**STATED GOAL**
Work out the number of lines with the word "Satellite" in the material below, then reply with that number only.

━━ TASK INPUTS ━━

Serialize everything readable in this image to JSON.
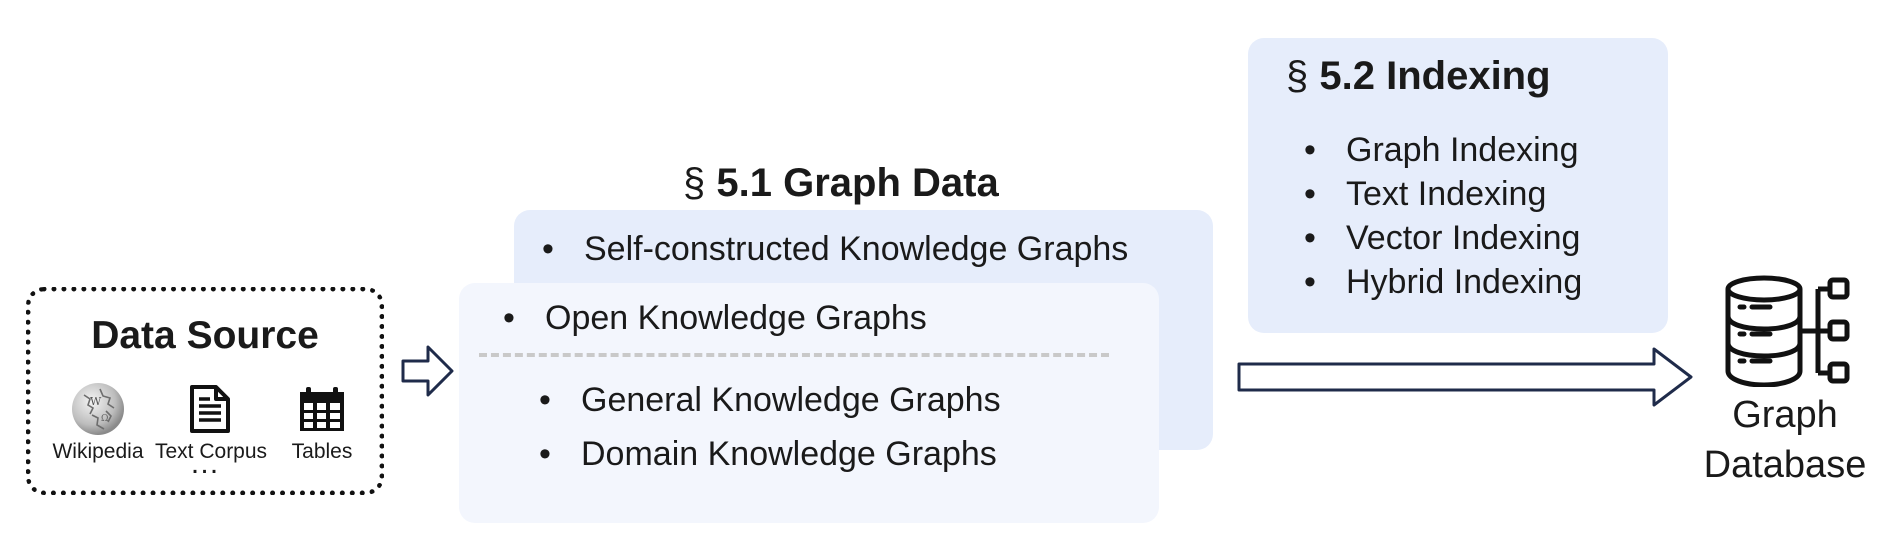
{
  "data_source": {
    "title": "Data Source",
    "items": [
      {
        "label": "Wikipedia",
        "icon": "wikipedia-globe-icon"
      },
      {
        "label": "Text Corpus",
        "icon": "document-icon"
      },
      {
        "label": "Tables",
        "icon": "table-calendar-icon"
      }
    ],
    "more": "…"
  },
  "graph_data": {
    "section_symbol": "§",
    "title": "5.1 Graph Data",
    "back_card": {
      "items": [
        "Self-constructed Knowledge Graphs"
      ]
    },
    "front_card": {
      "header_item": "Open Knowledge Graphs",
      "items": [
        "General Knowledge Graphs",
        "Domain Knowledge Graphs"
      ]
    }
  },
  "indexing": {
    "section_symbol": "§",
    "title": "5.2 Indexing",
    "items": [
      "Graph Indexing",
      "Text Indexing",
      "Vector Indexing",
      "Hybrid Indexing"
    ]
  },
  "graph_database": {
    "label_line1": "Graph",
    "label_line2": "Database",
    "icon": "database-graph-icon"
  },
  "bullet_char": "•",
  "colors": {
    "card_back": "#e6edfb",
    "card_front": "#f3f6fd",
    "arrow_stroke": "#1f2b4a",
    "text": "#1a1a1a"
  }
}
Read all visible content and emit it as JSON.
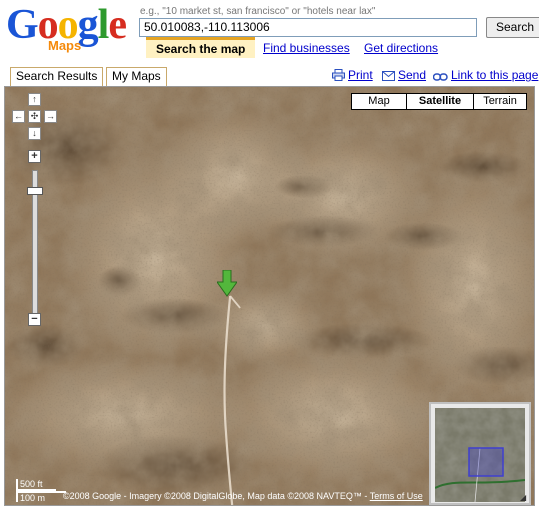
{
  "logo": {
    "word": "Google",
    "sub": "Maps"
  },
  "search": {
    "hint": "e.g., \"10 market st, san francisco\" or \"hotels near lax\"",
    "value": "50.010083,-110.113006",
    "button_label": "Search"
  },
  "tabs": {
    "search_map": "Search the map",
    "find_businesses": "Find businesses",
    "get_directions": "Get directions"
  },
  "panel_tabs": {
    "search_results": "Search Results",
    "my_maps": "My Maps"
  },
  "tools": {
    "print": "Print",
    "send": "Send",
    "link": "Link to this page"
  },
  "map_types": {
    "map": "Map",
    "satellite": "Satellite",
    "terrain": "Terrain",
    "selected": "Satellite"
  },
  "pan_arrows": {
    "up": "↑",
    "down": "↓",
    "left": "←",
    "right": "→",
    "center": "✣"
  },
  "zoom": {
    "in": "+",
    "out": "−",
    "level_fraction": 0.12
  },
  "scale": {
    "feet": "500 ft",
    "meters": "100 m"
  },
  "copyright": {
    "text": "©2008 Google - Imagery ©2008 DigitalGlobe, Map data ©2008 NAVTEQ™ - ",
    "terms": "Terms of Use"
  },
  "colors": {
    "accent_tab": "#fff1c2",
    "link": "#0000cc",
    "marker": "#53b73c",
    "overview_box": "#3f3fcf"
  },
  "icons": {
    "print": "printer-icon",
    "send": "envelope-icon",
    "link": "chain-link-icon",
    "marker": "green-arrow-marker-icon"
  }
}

━━━

**EXERCISE RESPONSE**
2